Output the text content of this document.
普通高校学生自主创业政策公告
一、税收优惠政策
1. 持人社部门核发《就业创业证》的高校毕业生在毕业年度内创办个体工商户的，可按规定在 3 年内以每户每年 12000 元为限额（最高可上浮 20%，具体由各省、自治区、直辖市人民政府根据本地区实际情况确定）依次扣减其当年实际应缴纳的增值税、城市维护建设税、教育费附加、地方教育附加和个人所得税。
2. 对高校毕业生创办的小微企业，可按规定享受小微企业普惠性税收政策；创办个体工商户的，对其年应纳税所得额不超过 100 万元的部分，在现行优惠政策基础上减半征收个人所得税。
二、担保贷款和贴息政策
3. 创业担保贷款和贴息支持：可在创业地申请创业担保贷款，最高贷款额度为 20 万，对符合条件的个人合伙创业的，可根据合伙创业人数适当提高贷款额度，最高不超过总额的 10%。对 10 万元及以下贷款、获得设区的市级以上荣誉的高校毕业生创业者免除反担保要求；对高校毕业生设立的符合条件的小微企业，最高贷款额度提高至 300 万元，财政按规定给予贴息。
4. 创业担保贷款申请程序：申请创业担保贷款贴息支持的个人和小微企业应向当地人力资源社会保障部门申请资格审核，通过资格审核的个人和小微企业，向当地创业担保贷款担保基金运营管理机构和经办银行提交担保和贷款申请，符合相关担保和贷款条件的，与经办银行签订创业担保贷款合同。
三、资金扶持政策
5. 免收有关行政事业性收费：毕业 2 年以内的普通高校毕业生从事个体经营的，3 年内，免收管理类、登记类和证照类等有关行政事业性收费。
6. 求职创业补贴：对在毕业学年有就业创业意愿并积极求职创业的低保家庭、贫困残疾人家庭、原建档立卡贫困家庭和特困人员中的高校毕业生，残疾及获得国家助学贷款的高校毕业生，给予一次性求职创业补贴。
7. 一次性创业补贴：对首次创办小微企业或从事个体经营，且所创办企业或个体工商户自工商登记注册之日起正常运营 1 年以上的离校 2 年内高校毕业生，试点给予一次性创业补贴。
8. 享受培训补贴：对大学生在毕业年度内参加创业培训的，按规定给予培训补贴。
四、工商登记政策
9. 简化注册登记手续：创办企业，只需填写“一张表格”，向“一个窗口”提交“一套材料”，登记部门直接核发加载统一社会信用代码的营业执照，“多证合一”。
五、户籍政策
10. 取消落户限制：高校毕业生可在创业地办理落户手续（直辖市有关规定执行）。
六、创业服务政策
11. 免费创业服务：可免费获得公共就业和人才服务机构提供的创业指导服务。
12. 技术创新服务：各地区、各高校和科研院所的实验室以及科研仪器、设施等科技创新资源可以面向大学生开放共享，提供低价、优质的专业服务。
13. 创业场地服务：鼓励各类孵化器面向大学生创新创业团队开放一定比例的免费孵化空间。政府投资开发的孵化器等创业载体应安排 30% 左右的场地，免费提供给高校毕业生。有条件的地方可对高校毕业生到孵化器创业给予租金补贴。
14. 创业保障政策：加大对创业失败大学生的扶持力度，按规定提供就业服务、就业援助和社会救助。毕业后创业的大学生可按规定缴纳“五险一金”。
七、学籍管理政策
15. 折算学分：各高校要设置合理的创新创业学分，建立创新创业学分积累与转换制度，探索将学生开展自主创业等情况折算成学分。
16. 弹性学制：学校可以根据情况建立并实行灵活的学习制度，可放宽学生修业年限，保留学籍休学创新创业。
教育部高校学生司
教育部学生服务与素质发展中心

───

-- Request --
Copy out all the entries shown above, character for character.

-- The result --
Output the text content of this document.
普通高校学生自主创业政策公告
一、税收优惠政策
1. 持人社部门核发《就业创业证》的高校毕业生在毕业年度内创办个体工商户的，可按规定在 3 年内以每户每年 12000 元为限额（最高可上浮 20%，具体由各省、自治区、直辖市人民政府根据本地区实际情况确定）依次扣减其当年实际应缴纳的增值税、城市维护建设税、教育费附加、地方教育附加和个人所得税。
2. 对高校毕业生创办的小微企业，可按规定享受小微企业普惠性税收政策；创办个体工商户的，对其年应纳税所得额不超过 100 万元的部分，在现行优惠政策基础上减半征收个人所得税。
二、担保贷款和贴息政策
3. 创业担保贷款和贴息支持：可在创业地申请创业担保贷款，最高贷款额度为 20 万，对符合条件的个人合伙创业的，可根据合伙创业人数适当提高贷款额度，最高不超过总额的 10%。对 10 万元及以下贷款、获得设区的市级以上荣誉的高校毕业生创业者免除反担保要求；对高校毕业生设立的符合条件的小微企业，最高贷款额度提高至 300 万元，财政按规定给予贴息。
4. 创业担保贷款申请程序：申请创业担保贷款贴息支持的个人和小微企业应向当地人力资源社会保障部门申请资格审核，通过资格审核的个人和小微企业，向当地创业担保贷款担保基金运营管理机构和经办银行提交担保和贷款申请，符合相关担保和贷款条件的，与经办银行签订创业担保贷款合同。
三、资金扶持政策
5. 免收有关行政事业性收费：毕业 2 年以内的普通高校毕业生从事个体经营的，3 年内，免收管理类、登记类和证照类等有关行政事业性收费。
6. 求职创业补贴：对在毕业学年有就业创业意愿并积极求职创业的低保家庭、贫困残疾人家庭、原建档立卡贫困家庭和特困人员中的高校毕业生，残疾及获得国家助学贷款的高校毕业生，给予一次性求职创业补贴。
7. 一次性创业补贴：对首次创办小微企业或从事个体经营，且所创办企业或个体工商户自工商登记注册之日起正常运营 1 年以上的离校 2 年内高校毕业生，试点给予一次性创业补贴。
8. 享受培训补贴：对大学生在毕业年度内参加创业培训的，按规定给予培训补贴。
四、工商登记政策
9. 简化注册登记手续：创办企业，只需填写“一张表格”，向“一个窗口”提交“一套材料”，登记部门直接核发加载统一社会信用代码的营业执照，“多证合一”。
五、户籍政策
10. 取消落户限制：高校毕业生可在创业地办理落户手续（直辖市有关规定执行）。
六、创业服务政策
11. 免费创业服务：可免费获得公共就业和人才服务机构提供的创业指导服务。
12. 技术创新服务：各地区、各高校和科研院所的实验室以及科研仪器、设施等科技创新资源可以面向大学生开放共享，提供低价、优质的专业服务。
13. 创业场地服务：鼓励各类孵化器面向大学生创新创业团队开放一定比例的免费孵化空间。政府投资开发的孵化器等创业载体应安排 30% 左右的场地，免费提供给高校毕业生。有条件的地方可对高校毕业生到孵化器创业给予租金补贴。
14. 创业保障政策：加大对创业失败大学生的扶持力度，按规定提供就业服务、就业援助和社会救助。毕业后创业的大学生可按规定缴纳“五险一金”。
七、学籍管理政策
15. 折算学分：各高校要设置合理的创新创业学分，建立创新创业学分积累与转换制度，探索将学生开展自主创业等情况折算成学分。
16. 弹性学制：学校可以根据情况建立并实行灵活的学习制度，可放宽学生修业年限，保留学籍休学创新创业。
教育部高校学生司
教育部学生服务与素质发展中心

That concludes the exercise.